* Supplied material
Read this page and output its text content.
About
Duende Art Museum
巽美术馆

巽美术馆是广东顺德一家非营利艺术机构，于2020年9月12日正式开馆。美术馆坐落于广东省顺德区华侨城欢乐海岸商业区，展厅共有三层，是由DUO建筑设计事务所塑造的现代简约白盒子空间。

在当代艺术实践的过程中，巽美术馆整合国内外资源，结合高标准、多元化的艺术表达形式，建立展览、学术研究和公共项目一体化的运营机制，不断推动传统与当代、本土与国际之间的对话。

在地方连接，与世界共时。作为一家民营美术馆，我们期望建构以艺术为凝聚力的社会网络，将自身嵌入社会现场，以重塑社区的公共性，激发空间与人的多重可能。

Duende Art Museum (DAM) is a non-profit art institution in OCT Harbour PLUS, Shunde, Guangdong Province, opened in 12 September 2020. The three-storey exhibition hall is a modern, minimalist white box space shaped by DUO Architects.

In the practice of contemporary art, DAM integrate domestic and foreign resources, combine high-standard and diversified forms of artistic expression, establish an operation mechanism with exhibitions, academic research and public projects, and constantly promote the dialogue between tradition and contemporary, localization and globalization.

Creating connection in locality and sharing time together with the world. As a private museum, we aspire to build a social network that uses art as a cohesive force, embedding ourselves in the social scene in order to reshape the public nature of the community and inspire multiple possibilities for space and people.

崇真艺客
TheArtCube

* Aim
Your task is to repeat every line exactly.

* Task result
Read this page and output its text content.
About
Duende Art Museum
巽美术馆

巽美术馆是广东顺德一家非营利艺术机构，于2020年9月12日正式开馆。美术馆坐落于广东省顺德区华侨城欢乐海岸商业区，展厅共有三层，是由DUO建筑设计事务所塑造的现代简约白盒子空间。

在当代艺术实践的过程中，巽美术馆整合国内外资源，结合高标准、多元化的艺术表达形式，建立展览、学术研究和公共项目一体化的运营机制，不断推动传统与当代、本土与国际之间的对话。

在地方连接，与世界共时。作为一家民营美术馆，我们期望建构以艺术为凝聚力的社会网络，将自身嵌入社会现场，以重塑社区的公共性，激发空间与人的多重可能。

Duende Art Museum (DAM) is a non-profit art institution in OCT Harbour PLUS, Shunde, Guangdong Province, opened in 12 September 2020. The three-storey exhibition hall is a modern, minimalist white box space shaped by DUO Architects.

In the practice of contemporary art, DAM integrate domestic and foreign resources, combine high-standard and diversified forms of artistic expression, establish an operation mechanism with exhibitions, academic research and public projects, and constantly promote the dialogue between tradition and contemporary, localization and globalization.

Creating connection in locality and sharing time together with the world. As a private museum, we aspire to build a social network that uses art as a cohesive force, embedding ourselves in the social scene in order to reshape the public nature of the community and inspire multiple possibilities for space and people.

崇真艺客
TheArtCube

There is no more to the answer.